(Saved data entries)

--

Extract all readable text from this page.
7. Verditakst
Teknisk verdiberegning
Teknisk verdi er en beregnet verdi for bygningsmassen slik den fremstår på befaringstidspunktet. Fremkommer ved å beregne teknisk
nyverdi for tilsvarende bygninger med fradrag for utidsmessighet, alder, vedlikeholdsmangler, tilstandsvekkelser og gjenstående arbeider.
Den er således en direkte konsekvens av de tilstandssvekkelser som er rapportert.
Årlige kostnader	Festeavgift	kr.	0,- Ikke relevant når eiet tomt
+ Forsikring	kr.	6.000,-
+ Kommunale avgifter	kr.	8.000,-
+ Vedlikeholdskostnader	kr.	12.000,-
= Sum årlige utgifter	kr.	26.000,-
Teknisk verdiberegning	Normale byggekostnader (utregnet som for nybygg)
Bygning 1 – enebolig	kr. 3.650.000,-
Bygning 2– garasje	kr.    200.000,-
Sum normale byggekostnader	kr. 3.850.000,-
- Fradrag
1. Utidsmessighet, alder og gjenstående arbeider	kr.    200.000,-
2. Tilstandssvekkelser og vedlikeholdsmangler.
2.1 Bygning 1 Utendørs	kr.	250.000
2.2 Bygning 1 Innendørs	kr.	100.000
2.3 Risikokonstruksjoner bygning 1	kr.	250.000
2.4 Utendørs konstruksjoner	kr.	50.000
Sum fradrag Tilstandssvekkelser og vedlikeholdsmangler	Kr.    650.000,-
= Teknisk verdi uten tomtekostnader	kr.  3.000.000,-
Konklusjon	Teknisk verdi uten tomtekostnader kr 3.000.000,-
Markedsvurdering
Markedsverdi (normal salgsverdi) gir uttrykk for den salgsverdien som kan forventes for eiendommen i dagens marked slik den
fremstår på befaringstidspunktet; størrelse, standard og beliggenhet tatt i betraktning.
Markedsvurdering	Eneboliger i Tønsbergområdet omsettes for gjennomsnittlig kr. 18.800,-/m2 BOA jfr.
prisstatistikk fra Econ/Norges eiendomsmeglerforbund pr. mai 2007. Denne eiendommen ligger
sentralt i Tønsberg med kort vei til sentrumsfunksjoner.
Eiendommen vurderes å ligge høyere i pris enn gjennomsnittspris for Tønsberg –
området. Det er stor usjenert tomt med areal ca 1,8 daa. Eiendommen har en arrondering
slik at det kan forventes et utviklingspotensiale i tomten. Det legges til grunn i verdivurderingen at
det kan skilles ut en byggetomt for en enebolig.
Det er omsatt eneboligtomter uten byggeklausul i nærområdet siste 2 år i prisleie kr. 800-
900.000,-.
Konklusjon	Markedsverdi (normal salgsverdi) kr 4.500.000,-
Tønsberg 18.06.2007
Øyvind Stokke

--

§ PROBLEM TO WORK ON:
The lines above should be duplicated exactly.

§ CORRECT ANSWER:
Extract all readable text from this page.
7. Verditakst
Teknisk verdiberegning
Teknisk verdi er en beregnet verdi for bygningsmassen slik den fremstår på befaringstidspunktet. Fremkommer ved å beregne teknisk
nyverdi for tilsvarende bygninger med fradrag for utidsmessighet, alder, vedlikeholdsmangler, tilstandsvekkelser og gjenstående arbeider.
Den er således en direkte konsekvens av de tilstandssvekkelser som er rapportert.
Årlige kostnader	Festeavgift	kr.	0,- Ikke relevant når eiet tomt
+ Forsikring	kr.	6.000,-
+ Kommunale avgifter	kr.	8.000,-
+ Vedlikeholdskostnader	kr.	12.000,-
= Sum årlige utgifter	kr.	26.000,-
Teknisk verdiberegning	Normale byggekostnader (utregnet som for nybygg)
Bygning 1 – enebolig	kr. 3.650.000,-
Bygning 2– garasje	kr.    200.000,-
Sum normale byggekostnader	kr. 3.850.000,-
- Fradrag
1. Utidsmessighet, alder og gjenstående arbeider	kr.    200.000,-
2. Tilstandssvekkelser og vedlikeholdsmangler.
2.1 Bygning 1 Utendørs	kr.	250.000
2.2 Bygning 1 Innendørs	kr.	100.000
2.3 Risikokonstruksjoner bygning 1	kr.	250.000
2.4 Utendørs konstruksjoner	kr.	50.000
Sum fradrag Tilstandssvekkelser og vedlikeholdsmangler	Kr.    650.000,-
= Teknisk verdi uten tomtekostnader	kr.  3.000.000,-
Konklusjon	Teknisk verdi uten tomtekostnader kr 3.000.000,-
Markedsvurdering
Markedsverdi (normal salgsverdi) gir uttrykk for den salgsverdien som kan forventes for eiendommen i dagens marked slik den
fremstår på befaringstidspunktet; størrelse, standard og beliggenhet tatt i betraktning.
Markedsvurdering	Eneboliger i Tønsbergområdet omsettes for gjennomsnittlig kr. 18.800,-/m2 BOA jfr.
prisstatistikk fra Econ/Norges eiendomsmeglerforbund pr. mai 2007. Denne eiendommen ligger
sentralt i Tønsberg med kort vei til sentrumsfunksjoner.
Eiendommen vurderes å ligge høyere i pris enn gjennomsnittspris for Tønsberg –
området. Det er stor usjenert tomt med areal ca 1,8 daa. Eiendommen har en arrondering
slik at det kan forventes et utviklingspotensiale i tomten. Det legges til grunn i verdivurderingen at
det kan skilles ut en byggetomt for en enebolig.
Det er omsatt eneboligtomter uten byggeklausul i nærområdet siste 2 år i prisleie kr. 800-
900.000,-.
Konklusjon	Markedsverdi (normal salgsverdi) kr 4.500.000,-
Tønsberg 18.06.2007
Øyvind Stokke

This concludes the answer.